Benoit Trémoulinas : “Ça m’a coûté pas mal d’argent et ça a duré quasiment un an et demi. Et au bout d’un moment, il faut dire stop”
Pour « Eden Stories », l’ancien latéral des Girondins de Bordeaux, Benoit Trémoulinas, a évoqué sa fin de carrière de joueur professionnel, à Séville. Un moment où il ne s’imaginait pas que tout était terminé.
« Le fait de ne pas maitriser sa fin de carrière, ça a été dur. En ce moment, il y a pas mal de joueurs qui n’ont plus peur de parler, qui disent qu’après la fin de carrière peut arriver la dépression. Car certains n’ont plus l’adrénaline du match, certains ne savent plus quoi faire. Cette dépression chez moi est arrivée peut-être un peu plus tard, parce que ma dernière année à Séville, où je ne m’entraine pas, où je suis en fin de contrat, ils ne me renouvellent pas. Je deviens chômeur, et malgré tout j’ai ma première fille qui arrive. En mai 2017, ma fille arrive, et en avril, je dis au club que mon genou est mort, et je leur demande de me laisser partir à Bordeaux, parce que je sais qu’ils ne vont pas me renouveler… Ma fille naissait dans un mois. Le club me dit ‘merci Benoit, merci pour tout ce que tu as fait, on te libère’. Donc je rentre à Bordeaux et ma fille nait en mai 2017. Là, tu es dans l’incertitude totale. Mais peut-être pas non plus… Parce qu’à cette période il y a un peu d’euphorie, et je me dis que je ne vais pas lâcher, je vais me faire opérer de nouveau, je vais prendre un kiné personnel, un préparateur personnel… Ça m’a coûté pas mal d’argent et ça a duré quasiment un an et demi. Et au bout d’un moment, il faut dire stop. Et fait, après tout ce temps passé, mon genou n’allait plus si bien, et quand vous arrêtez un an, deux ans, quasiment trois ans, vous n’avez plus le même rythme, les mêmes capacités physiques, et à un moment donné il faut faire un choix ».
------
Selon le passage source, en quel mois et quelle année est née la première fille de Benoit Trémoulinas ?
------
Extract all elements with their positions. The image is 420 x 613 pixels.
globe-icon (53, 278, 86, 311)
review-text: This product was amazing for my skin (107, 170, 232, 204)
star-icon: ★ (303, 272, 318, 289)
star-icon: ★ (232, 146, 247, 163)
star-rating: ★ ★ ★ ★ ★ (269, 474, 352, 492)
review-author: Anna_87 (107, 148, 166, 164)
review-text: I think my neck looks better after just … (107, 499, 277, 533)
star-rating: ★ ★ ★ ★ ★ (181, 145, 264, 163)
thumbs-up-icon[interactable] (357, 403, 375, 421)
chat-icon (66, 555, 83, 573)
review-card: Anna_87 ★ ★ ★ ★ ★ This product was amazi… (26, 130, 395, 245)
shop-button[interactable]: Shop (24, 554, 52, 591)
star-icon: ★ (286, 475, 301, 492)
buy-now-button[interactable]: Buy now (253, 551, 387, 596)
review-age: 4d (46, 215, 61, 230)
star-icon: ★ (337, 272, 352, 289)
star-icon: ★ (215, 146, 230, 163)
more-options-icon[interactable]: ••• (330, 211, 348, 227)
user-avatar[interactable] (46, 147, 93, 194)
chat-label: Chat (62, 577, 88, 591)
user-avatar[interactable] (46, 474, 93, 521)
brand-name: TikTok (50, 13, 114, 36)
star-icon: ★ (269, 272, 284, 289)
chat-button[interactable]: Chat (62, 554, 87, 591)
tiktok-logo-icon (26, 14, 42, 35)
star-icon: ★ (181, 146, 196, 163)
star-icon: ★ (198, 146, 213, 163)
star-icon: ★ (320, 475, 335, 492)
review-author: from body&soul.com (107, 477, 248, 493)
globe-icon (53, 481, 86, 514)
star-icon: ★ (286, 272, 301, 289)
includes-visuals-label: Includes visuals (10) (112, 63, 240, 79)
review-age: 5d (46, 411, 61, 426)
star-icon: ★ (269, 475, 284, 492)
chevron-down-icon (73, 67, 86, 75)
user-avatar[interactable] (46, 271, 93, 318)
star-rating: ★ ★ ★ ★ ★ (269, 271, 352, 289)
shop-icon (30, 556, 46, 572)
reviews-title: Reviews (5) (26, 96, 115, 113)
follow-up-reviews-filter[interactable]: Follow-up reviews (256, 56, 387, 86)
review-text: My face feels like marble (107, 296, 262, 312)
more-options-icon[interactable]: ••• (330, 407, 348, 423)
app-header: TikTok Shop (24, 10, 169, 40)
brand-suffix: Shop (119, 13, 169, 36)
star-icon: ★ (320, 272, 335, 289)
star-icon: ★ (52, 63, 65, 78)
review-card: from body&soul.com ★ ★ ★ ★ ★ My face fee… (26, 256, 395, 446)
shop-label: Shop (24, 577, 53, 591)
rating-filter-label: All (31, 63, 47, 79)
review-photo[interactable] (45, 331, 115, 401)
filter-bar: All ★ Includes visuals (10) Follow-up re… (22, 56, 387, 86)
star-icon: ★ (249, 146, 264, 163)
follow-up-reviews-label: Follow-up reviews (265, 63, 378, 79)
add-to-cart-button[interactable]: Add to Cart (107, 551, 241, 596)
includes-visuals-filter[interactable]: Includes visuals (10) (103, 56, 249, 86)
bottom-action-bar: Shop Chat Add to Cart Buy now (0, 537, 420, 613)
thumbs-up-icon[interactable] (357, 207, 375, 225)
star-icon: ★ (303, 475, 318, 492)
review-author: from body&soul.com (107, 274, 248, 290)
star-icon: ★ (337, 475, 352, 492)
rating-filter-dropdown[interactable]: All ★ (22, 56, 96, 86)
------
Réponse à fournir -> Elle est née en mai 2017.